___ Dataset content ___

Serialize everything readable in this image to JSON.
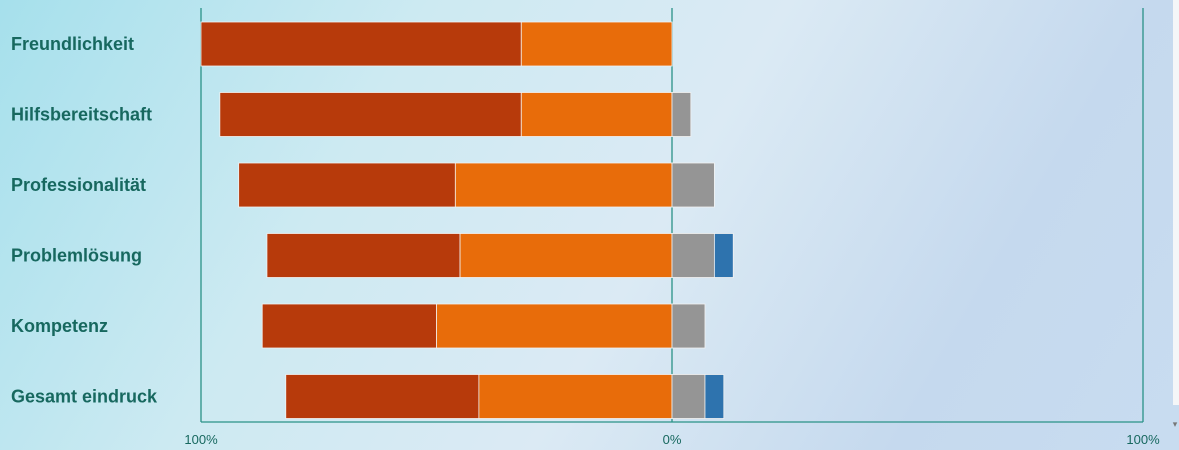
{
  "chart_data": {
    "type": "bar",
    "orientation": "horizontal",
    "stacked": "diverging",
    "categories": [
      "Freundlichkeit",
      "Hilfsbereitschaft",
      "Professionalität",
      "Problemlösung",
      "Kompetenz",
      "Gesamt eindruck"
    ],
    "series": [
      {
        "side": "left",
        "color": "#b73a0b",
        "values": [
          68,
          64,
          46,
          41,
          37,
          41
        ]
      },
      {
        "side": "left",
        "color": "#e86c0a",
        "values": [
          32,
          32,
          46,
          45,
          50,
          41
        ]
      },
      {
        "side": "right",
        "color": "#959595",
        "values": [
          0,
          4,
          9,
          9,
          7,
          7
        ]
      },
      {
        "side": "right",
        "color": "#2e73ae",
        "values": [
          0,
          0,
          0,
          4,
          0,
          4
        ]
      }
    ],
    "xlim": [
      -100,
      100
    ],
    "ticks": [
      {
        "value": -100,
        "label": "100%"
      },
      {
        "value": 0,
        "label": "0%"
      },
      {
        "value": 100,
        "label": "100%"
      }
    ],
    "grid": "vertical lines at ticks",
    "legend": "none",
    "axis_color": "#2a9287"
  }
}
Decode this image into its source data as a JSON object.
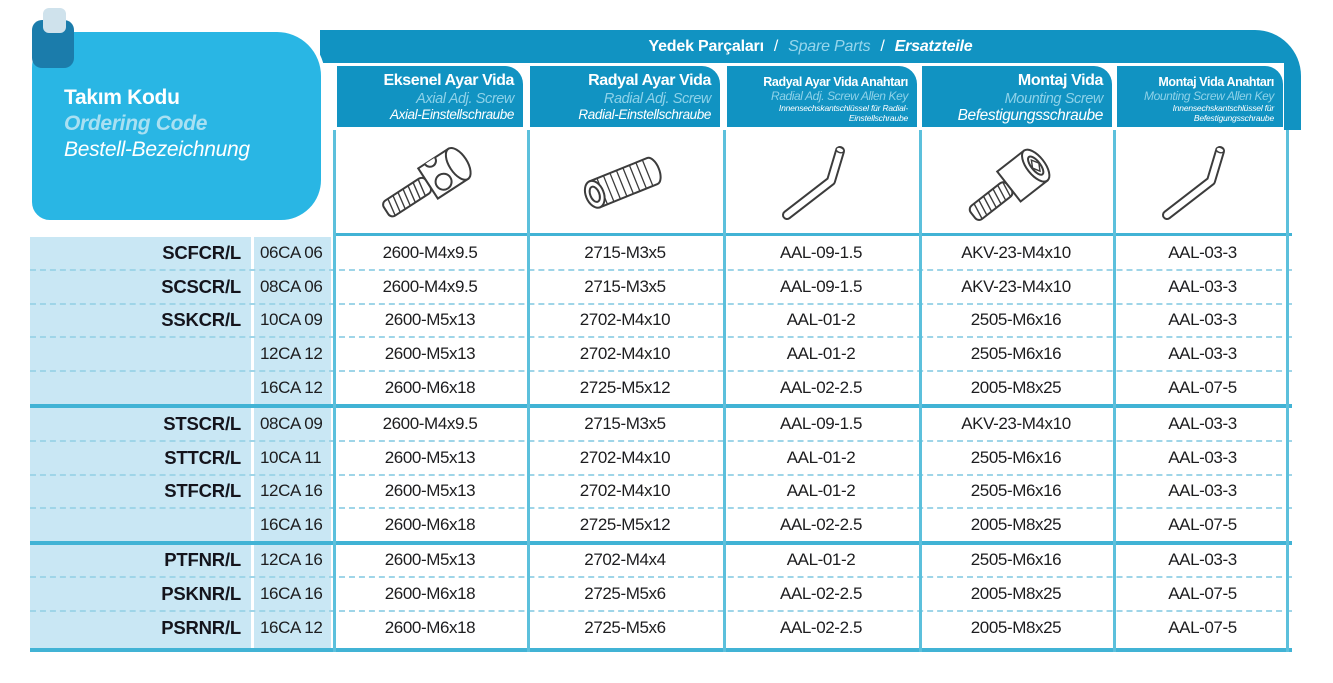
{
  "header": {
    "tr": "Yedek Parçaları",
    "en": "Spare Parts",
    "de": "Ersatzteile",
    "separator": "/"
  },
  "ordering_code": {
    "tr": "Takım Kodu",
    "en": "Ordering Code",
    "de": "Bestell-Bezeichnung"
  },
  "table": {
    "columns": [
      {
        "id": "axial_screw",
        "tr": "Eksenel Ayar Vida",
        "en": "Axial Adj. Screw",
        "de": "Axial-Einstellschraube",
        "icon": "axial-screw-icon"
      },
      {
        "id": "radial_screw",
        "tr": "Radyal Ayar Vida",
        "en": "Radial Adj. Screw",
        "de": "Radial-Einstellschraube",
        "icon": "set-screw-icon"
      },
      {
        "id": "radial_screw_allen_key",
        "tr": "Radyal Ayar Vida Anahtarı",
        "en": "Radial Adj. Screw Allen Key",
        "de": "Innensechskantschlüssel für Radial-Einstellschraube",
        "icon": "allen-key-icon"
      },
      {
        "id": "mounting_screw",
        "tr": "Montaj Vida",
        "en": "Mounting Screw",
        "de": "Befestigungsschraube",
        "icon": "cap-screw-icon"
      },
      {
        "id": "mounting_screw_allen_key",
        "tr": "Montaj Vida Anahtarı",
        "en": "Mounting Screw Allen Key",
        "de": "Innensechskantschlüssel für Befestigungsschraube",
        "icon": "allen-key-icon"
      }
    ],
    "row_fields": [
      "tool-code",
      "insert-size-code",
      "axial-screw",
      "radial-screw",
      "radial-screw-allen-key",
      "mounting-screw",
      "mounting-screw-allen-key"
    ],
    "groups": [
      {
        "rows": [
          [
            "SCFCR/L",
            "06CA 06",
            "2600-M4x9.5",
            "2715-M3x5",
            "AAL-09-1.5",
            "AKV-23-M4x10",
            "AAL-03-3"
          ],
          [
            "SCSCR/L",
            "08CA 06",
            "2600-M4x9.5",
            "2715-M3x5",
            "AAL-09-1.5",
            "AKV-23-M4x10",
            "AAL-03-3"
          ],
          [
            "SSKCR/L",
            "10CA 09",
            "2600-M5x13",
            "2702-M4x10",
            "AAL-01-2",
            "2505-M6x16",
            "AAL-03-3"
          ],
          [
            "",
            "12CA 12",
            "2600-M5x13",
            "2702-M4x10",
            "AAL-01-2",
            "2505-M6x16",
            "AAL-03-3"
          ],
          [
            "",
            "16CA 12",
            "2600-M6x18",
            "2725-M5x12",
            "AAL-02-2.5",
            "2005-M8x25",
            "AAL-07-5"
          ]
        ]
      },
      {
        "rows": [
          [
            "STSCR/L",
            "08CA 09",
            "2600-M4x9.5",
            "2715-M3x5",
            "AAL-09-1.5",
            "AKV-23-M4x10",
            "AAL-03-3"
          ],
          [
            "STTCR/L",
            "10CA 11",
            "2600-M5x13",
            "2702-M4x10",
            "AAL-01-2",
            "2505-M6x16",
            "AAL-03-3"
          ],
          [
            "STFCR/L",
            "12CA 16",
            "2600-M5x13",
            "2702-M4x10",
            "AAL-01-2",
            "2505-M6x16",
            "AAL-03-3"
          ],
          [
            "",
            "16CA 16",
            "2600-M6x18",
            "2725-M5x12",
            "AAL-02-2.5",
            "2005-M8x25",
            "AAL-07-5"
          ]
        ]
      },
      {
        "rows": [
          [
            "PTFNR/L",
            "12CA 16",
            "2600-M5x13",
            "2702-M4x4",
            "AAL-01-2",
            "2505-M6x16",
            "AAL-03-3"
          ],
          [
            "PSKNR/L",
            "16CA 16",
            "2600-M6x18",
            "2725-M5x6",
            "AAL-02-2.5",
            "2005-M8x25",
            "AAL-07-5"
          ],
          [
            "PSRNR/L",
            "16CA 12",
            "2600-M6x18",
            "2725-M5x6",
            "AAL-02-2.5",
            "2005-M8x25",
            "AAL-07-5"
          ]
        ]
      }
    ]
  },
  "colors": {
    "accent_teal": "#1193c2",
    "accent_cyan": "#29b6e4",
    "pale_column": "#c9e7f4",
    "grid_cyan": "#5cc0dc"
  }
}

___

▶ What is expected
Across the material above, count every line holding "image" and write down only the number.

▶ The solution
2